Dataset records
..........

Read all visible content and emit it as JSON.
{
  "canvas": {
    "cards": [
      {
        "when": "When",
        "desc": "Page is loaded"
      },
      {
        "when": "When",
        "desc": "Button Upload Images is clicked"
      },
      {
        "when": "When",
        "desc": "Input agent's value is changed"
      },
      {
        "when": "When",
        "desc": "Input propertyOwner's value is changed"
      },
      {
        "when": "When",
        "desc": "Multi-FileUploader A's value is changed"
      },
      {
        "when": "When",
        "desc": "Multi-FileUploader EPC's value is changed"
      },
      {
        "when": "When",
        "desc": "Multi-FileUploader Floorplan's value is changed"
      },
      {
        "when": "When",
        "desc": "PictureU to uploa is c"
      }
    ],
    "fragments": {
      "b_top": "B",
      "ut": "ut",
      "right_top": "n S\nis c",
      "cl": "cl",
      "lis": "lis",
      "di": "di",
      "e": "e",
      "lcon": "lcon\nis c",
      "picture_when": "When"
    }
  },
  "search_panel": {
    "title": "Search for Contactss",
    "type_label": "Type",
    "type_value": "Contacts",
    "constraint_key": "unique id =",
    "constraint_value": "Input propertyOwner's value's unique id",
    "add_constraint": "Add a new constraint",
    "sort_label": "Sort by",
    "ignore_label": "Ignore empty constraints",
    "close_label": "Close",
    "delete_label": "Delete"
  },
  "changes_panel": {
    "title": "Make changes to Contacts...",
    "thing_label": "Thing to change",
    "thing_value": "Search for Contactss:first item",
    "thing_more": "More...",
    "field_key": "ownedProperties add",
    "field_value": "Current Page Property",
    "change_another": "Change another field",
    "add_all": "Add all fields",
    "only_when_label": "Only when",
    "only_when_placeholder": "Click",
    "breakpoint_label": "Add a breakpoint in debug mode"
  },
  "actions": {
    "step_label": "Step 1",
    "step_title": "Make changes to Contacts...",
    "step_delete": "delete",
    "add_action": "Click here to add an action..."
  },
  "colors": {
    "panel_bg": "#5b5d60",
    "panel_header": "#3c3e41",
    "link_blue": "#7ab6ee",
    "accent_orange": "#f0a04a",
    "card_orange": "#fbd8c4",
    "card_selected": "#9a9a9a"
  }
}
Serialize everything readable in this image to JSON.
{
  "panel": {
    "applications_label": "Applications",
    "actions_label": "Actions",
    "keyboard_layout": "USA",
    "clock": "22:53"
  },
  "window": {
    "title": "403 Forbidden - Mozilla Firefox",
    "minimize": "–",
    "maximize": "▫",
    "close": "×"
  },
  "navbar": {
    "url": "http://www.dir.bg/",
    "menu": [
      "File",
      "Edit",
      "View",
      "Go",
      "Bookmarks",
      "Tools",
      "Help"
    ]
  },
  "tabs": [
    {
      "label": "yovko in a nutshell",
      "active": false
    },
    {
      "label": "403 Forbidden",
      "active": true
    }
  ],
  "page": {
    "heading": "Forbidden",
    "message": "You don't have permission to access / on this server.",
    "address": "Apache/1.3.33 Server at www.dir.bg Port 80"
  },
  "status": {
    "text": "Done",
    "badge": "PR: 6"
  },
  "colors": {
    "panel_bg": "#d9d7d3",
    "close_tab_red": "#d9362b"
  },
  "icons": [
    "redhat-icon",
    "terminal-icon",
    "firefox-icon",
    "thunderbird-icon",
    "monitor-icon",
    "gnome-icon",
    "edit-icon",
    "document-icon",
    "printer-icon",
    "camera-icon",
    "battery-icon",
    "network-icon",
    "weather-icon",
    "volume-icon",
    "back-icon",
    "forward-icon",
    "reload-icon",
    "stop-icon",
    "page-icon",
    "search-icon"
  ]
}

..........

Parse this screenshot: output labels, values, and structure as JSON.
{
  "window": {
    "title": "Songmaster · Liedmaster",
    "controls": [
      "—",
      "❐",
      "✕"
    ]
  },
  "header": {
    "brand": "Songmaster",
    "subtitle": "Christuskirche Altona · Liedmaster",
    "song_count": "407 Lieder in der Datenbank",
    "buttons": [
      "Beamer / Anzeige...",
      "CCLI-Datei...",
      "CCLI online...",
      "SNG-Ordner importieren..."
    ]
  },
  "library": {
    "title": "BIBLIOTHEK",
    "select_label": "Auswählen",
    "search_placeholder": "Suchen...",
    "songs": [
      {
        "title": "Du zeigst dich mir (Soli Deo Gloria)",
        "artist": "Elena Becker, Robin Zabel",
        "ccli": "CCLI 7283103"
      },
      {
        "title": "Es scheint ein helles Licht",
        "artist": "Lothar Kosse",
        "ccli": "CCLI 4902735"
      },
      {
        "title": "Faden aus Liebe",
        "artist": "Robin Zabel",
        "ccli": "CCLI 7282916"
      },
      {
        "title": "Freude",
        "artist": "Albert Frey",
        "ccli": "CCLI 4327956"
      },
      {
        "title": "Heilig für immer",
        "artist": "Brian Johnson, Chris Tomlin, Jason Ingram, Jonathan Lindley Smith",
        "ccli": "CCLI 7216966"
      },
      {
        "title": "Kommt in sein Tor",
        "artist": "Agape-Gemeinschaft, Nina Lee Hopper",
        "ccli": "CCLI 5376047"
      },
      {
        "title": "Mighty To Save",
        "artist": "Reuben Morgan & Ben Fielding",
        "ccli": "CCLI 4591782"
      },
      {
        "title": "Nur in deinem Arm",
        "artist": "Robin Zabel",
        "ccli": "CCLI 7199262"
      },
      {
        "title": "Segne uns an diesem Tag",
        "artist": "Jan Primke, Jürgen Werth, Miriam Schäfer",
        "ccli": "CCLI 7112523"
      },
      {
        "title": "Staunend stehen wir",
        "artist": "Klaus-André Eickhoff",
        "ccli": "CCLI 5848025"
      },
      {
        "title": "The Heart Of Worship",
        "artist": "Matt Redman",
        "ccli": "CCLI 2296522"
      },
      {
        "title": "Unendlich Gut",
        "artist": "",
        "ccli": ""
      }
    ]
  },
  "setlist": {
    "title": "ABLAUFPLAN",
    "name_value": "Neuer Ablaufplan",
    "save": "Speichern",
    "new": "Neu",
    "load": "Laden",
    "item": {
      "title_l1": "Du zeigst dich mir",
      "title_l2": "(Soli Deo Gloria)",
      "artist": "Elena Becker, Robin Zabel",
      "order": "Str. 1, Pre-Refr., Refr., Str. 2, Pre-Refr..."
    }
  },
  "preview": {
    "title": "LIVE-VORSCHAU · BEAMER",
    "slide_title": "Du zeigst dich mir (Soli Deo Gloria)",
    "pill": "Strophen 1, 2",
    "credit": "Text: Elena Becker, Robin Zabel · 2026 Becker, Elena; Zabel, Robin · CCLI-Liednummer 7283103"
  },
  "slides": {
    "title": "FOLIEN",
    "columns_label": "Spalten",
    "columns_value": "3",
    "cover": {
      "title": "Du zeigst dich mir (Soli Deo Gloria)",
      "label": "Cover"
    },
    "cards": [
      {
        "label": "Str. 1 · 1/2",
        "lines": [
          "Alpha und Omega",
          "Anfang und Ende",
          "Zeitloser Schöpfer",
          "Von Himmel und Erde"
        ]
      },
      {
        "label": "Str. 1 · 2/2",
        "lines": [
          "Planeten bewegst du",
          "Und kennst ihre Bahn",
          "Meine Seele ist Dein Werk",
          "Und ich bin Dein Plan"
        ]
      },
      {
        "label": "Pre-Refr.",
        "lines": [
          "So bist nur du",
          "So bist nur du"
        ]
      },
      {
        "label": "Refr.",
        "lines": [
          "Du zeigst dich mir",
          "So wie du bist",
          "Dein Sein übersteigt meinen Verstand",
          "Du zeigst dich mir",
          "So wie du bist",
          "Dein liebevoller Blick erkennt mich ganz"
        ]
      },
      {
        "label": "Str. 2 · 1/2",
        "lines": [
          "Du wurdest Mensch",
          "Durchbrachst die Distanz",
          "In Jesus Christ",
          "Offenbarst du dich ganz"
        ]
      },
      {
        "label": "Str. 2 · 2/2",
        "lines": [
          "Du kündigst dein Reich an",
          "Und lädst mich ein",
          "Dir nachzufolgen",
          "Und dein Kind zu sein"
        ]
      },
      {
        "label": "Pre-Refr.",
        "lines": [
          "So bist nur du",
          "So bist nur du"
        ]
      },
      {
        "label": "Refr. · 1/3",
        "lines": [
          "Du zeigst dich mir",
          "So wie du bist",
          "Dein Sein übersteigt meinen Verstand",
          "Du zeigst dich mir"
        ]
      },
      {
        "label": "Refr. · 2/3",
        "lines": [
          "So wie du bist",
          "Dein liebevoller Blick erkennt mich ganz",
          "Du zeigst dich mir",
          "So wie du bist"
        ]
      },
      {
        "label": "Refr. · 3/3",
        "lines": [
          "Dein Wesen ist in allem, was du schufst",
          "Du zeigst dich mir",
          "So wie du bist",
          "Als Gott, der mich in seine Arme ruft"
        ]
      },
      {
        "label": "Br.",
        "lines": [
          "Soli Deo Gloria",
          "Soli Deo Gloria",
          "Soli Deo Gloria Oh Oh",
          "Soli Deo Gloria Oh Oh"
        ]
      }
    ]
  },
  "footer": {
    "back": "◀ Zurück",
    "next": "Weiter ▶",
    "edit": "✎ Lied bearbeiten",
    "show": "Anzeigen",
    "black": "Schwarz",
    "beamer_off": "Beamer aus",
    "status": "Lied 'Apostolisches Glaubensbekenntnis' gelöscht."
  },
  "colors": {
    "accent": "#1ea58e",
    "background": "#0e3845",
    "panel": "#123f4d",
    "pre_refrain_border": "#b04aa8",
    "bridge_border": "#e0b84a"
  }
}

..........

## GIVEN TASK
Look through the entries above; copy every line holding the string "item".

## ANSWER TO THIS PROBLEM
    "thing_value": "Search for Contactss:first item",
    "item": {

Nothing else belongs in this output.